** AIM OF THE TASK **
Keep only the lines of the listing that include the word "Pinion", and copy them.

** Extracted data entries **

============

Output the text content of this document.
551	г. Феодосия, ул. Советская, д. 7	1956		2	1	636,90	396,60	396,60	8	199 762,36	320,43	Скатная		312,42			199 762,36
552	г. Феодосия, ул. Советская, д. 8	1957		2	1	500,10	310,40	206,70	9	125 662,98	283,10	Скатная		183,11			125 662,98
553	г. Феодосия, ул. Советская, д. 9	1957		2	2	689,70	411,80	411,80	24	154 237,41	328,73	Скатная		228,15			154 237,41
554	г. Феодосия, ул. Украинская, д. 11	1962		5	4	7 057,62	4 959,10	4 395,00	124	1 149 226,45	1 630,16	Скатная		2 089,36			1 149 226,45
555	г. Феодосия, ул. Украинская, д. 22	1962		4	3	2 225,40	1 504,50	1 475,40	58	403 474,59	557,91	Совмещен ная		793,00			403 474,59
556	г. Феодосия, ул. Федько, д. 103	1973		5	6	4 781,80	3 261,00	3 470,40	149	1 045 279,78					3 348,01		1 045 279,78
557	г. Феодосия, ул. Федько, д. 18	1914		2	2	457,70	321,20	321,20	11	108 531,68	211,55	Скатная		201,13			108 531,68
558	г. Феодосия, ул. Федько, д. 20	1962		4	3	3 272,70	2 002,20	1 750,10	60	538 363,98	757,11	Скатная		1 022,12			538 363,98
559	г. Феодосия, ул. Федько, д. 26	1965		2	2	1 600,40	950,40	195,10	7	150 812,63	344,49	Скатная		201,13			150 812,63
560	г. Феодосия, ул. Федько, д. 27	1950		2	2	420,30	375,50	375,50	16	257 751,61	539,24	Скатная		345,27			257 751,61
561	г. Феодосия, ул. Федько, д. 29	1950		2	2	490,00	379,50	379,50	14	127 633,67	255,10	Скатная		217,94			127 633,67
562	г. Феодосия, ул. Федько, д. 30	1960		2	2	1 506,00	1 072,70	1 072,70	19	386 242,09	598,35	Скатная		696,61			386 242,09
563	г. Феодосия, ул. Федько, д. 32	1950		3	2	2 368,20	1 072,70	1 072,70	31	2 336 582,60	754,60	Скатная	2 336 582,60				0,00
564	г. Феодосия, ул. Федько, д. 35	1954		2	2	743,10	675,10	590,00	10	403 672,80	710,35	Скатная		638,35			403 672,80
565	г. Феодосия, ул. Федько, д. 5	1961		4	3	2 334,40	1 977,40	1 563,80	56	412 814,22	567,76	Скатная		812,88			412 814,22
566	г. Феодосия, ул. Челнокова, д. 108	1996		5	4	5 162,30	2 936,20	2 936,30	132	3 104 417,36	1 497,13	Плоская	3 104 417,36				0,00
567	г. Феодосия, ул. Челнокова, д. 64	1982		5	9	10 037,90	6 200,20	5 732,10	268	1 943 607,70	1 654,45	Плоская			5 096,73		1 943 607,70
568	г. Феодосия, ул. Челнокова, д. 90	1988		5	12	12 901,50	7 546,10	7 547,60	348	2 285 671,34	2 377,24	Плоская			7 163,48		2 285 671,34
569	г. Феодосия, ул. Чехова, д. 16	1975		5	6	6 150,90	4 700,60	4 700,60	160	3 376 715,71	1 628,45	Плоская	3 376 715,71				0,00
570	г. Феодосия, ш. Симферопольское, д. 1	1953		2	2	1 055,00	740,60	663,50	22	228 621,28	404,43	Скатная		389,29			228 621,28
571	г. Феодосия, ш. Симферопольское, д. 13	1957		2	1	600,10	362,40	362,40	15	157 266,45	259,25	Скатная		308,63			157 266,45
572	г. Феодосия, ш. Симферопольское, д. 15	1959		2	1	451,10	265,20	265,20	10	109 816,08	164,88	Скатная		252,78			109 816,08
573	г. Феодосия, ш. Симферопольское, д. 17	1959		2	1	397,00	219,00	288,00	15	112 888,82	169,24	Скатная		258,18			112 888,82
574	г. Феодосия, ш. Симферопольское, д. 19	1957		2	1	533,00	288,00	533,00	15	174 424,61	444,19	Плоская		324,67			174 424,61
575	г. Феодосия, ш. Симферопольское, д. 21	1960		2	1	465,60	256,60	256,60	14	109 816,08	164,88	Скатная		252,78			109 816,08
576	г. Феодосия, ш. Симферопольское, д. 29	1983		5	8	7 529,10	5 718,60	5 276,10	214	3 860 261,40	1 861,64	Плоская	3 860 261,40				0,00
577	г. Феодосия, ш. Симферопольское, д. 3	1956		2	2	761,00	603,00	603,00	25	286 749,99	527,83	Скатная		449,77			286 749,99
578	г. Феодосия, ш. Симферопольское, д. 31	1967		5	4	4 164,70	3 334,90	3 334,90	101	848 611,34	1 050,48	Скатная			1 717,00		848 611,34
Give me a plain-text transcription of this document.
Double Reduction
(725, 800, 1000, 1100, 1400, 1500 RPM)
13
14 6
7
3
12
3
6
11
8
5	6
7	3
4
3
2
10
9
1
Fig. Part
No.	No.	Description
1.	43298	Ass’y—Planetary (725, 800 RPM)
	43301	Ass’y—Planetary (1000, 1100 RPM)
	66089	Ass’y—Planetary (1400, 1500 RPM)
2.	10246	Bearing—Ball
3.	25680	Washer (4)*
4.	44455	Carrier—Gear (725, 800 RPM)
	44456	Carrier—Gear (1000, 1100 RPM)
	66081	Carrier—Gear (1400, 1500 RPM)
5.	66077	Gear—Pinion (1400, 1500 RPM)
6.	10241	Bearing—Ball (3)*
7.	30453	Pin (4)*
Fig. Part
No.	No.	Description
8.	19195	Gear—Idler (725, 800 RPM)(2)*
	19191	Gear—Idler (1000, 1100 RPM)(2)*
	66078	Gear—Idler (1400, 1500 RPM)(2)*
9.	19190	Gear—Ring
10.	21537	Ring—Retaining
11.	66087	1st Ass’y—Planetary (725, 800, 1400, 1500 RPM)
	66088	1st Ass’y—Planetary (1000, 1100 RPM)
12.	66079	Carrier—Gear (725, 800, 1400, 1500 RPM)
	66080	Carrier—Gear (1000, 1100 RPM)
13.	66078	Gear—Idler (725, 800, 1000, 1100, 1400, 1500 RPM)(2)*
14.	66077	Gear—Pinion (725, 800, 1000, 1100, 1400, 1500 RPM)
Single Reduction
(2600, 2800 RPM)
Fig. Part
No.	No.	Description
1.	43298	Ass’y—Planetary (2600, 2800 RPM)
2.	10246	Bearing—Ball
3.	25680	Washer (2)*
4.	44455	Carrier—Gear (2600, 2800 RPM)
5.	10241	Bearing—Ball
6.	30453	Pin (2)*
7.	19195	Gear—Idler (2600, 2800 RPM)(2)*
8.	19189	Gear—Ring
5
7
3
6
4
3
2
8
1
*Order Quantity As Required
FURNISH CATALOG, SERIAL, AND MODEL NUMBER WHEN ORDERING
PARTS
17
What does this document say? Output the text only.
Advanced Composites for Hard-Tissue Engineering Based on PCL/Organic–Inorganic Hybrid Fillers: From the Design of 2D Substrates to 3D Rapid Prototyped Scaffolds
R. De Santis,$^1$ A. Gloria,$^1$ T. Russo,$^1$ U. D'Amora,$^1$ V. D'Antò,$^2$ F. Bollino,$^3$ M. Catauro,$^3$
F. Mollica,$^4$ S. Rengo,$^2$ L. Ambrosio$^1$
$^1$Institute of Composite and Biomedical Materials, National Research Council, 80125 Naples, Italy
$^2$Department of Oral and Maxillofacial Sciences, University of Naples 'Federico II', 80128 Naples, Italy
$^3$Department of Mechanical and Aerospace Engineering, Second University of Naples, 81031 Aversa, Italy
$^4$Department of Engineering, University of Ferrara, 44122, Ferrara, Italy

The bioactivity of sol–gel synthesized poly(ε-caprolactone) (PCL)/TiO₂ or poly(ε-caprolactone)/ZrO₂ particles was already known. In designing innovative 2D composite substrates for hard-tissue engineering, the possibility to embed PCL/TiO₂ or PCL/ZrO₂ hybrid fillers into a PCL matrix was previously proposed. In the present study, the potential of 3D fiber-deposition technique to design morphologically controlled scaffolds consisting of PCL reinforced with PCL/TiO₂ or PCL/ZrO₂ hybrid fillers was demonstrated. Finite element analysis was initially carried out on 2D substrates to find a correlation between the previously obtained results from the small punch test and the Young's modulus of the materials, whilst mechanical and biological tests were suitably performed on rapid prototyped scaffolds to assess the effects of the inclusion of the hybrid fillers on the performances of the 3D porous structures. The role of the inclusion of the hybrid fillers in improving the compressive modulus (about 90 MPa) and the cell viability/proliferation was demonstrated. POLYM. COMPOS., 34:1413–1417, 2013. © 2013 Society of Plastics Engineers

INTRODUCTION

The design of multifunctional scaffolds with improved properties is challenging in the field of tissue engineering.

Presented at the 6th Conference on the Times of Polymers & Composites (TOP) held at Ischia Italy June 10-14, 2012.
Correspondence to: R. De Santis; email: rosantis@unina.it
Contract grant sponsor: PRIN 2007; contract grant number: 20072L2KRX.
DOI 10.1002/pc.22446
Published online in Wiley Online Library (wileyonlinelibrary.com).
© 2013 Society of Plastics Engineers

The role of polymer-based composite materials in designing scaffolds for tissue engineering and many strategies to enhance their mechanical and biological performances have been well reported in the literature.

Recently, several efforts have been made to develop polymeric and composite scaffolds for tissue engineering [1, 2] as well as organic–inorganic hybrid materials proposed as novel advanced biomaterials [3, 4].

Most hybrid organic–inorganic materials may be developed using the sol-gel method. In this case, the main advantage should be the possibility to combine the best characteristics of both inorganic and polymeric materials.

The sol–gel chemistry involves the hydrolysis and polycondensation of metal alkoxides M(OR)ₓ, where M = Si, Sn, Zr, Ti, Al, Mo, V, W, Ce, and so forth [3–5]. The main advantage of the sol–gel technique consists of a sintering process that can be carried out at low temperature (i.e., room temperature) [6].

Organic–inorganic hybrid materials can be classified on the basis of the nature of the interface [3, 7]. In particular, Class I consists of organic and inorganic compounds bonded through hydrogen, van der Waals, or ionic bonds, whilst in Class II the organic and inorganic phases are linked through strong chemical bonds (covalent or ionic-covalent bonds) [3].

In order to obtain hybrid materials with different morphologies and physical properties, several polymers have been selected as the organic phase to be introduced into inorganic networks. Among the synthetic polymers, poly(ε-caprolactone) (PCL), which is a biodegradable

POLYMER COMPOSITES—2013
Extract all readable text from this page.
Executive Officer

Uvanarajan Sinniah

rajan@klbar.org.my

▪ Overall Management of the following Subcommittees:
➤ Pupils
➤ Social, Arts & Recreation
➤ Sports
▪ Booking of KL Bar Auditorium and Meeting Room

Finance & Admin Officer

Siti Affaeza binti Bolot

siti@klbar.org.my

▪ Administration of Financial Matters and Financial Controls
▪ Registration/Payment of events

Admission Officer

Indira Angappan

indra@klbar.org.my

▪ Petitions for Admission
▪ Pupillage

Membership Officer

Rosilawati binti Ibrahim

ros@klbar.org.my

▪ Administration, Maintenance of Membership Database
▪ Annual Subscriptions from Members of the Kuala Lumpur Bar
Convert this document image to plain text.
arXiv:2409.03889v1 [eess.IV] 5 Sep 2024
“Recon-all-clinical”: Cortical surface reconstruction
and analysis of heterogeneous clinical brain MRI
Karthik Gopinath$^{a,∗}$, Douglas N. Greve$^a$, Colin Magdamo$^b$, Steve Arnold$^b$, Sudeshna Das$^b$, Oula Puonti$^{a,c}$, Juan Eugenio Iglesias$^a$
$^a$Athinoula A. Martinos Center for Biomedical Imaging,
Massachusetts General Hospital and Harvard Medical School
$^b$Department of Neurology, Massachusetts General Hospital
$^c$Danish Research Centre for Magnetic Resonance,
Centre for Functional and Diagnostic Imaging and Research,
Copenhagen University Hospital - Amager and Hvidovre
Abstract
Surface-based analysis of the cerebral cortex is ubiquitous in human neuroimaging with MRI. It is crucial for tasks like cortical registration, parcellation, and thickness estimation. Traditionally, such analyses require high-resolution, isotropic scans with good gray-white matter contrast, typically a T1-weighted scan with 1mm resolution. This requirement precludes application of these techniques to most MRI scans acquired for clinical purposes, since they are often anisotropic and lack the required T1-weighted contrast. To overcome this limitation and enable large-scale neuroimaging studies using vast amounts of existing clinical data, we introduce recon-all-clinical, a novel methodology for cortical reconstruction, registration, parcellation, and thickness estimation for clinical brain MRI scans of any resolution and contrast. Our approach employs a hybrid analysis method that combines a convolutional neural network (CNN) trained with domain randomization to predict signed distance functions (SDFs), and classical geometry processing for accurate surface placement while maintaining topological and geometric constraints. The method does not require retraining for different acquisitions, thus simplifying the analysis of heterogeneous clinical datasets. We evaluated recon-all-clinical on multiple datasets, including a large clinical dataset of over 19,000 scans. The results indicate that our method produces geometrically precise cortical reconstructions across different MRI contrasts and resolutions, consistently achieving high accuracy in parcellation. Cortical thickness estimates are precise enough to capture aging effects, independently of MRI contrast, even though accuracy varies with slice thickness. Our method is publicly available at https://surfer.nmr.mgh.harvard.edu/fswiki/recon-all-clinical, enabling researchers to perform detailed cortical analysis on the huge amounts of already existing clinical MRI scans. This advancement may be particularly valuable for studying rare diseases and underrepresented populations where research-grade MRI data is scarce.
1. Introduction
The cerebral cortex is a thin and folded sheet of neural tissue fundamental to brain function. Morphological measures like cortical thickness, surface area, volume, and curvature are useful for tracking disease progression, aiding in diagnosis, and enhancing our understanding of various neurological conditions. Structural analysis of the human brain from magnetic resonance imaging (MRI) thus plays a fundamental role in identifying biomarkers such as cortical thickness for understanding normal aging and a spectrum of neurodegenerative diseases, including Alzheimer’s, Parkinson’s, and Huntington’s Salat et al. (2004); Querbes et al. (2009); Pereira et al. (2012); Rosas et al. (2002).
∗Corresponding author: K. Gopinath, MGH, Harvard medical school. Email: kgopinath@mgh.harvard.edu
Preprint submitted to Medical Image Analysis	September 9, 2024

============

** RESPONSE **
5.	66077	Gear—Pinion (1400, 1500 RPM)
14.	66077	Gear—Pinion (725, 800, 1000, 1100, 1400, 1500 RPM)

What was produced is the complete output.